┌────────

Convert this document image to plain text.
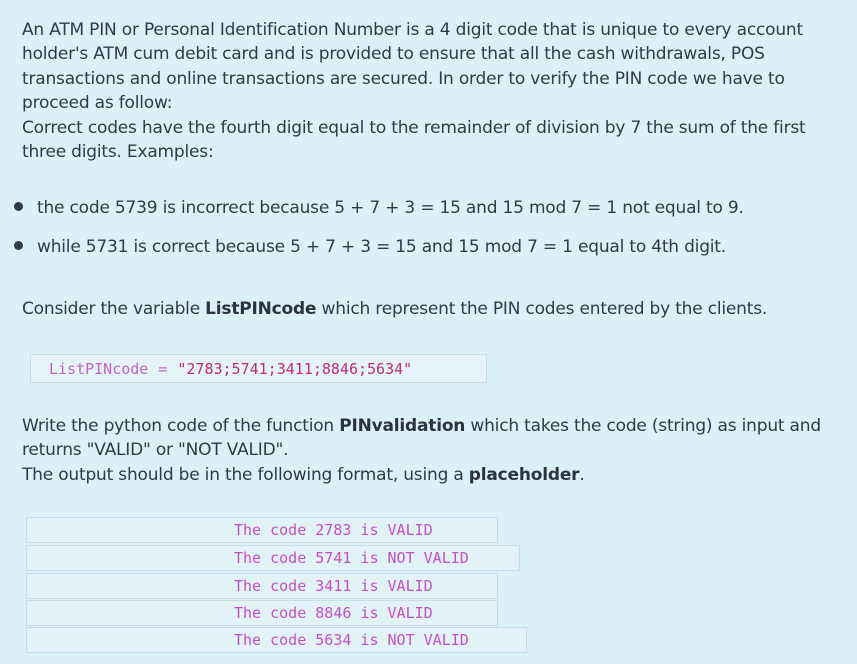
An ATM PIN or Personal Identification Number is a 4 digit code that is unique to every account holder's ATM cum debit card and is provided to ensure that all the cash withdrawals, POS transactions and online transactions are secured. In order to verify the PIN code we have to proceed as follow:

Correct codes have the fourth digit equal to the remainder of division by 7 the sum of the first three digits. Examples:

the code 5739 is incorrect because 5 + 7 + 3 = 15 and 15 mod 7 = 1 not equal to 9.
while 5731 is correct because 5 + 7 + 3 = 15 and 15 mod 7 = 1 equal to 4th digit.
Consider the variable ListPINcode which represent the PIN codes entered by the clients.
ListPINcode = "2783;5741;3411;8846;5634"

Write the python code of the function PINvalidation which takes the code (string) as input and returns "VALID" or "NOT VALID".

The output should be in the following format, using a placeholder.

The code 2783 is VALID
The code 5741 is NOT VALID
The code 3411 is VALID
The code 8846 is VALID
The code 5634 is NOT VALID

└────────

All entries must be written out again exactly as given, with no pictures in the copy.

Convert this document image to plain text.
An ATM PIN or Personal Identification Number is a 4 digit code that is unique to every account holder's ATM cum debit card and is provided to ensure that all the cash withdrawals, POS transactions and online transactions are secured. In order to verify the PIN code we have to proceed as follow:

Correct codes have the fourth digit equal to the remainder of division by 7 the sum of the first three digits. Examples:

the code 5739 is incorrect because 5 + 7 + 3 = 15 and 15 mod 7 = 1 not equal to 9.
while 5731 is correct because 5 + 7 + 3 = 15 and 15 mod 7 = 1 equal to 4th digit.
Consider the variable ListPINcode which represent the PIN codes entered by the clients.
ListPINcode = "2783;5741;3411;8846;5634"

Write the python code of the function PINvalidation which takes the code (string) as input and returns "VALID" or "NOT VALID".

The output should be in the following format, using a placeholder.

The code 2783 is VALID
The code 5741 is NOT VALID
The code 3411 is VALID
The code 8846 is VALID
The code 5634 is NOT VALID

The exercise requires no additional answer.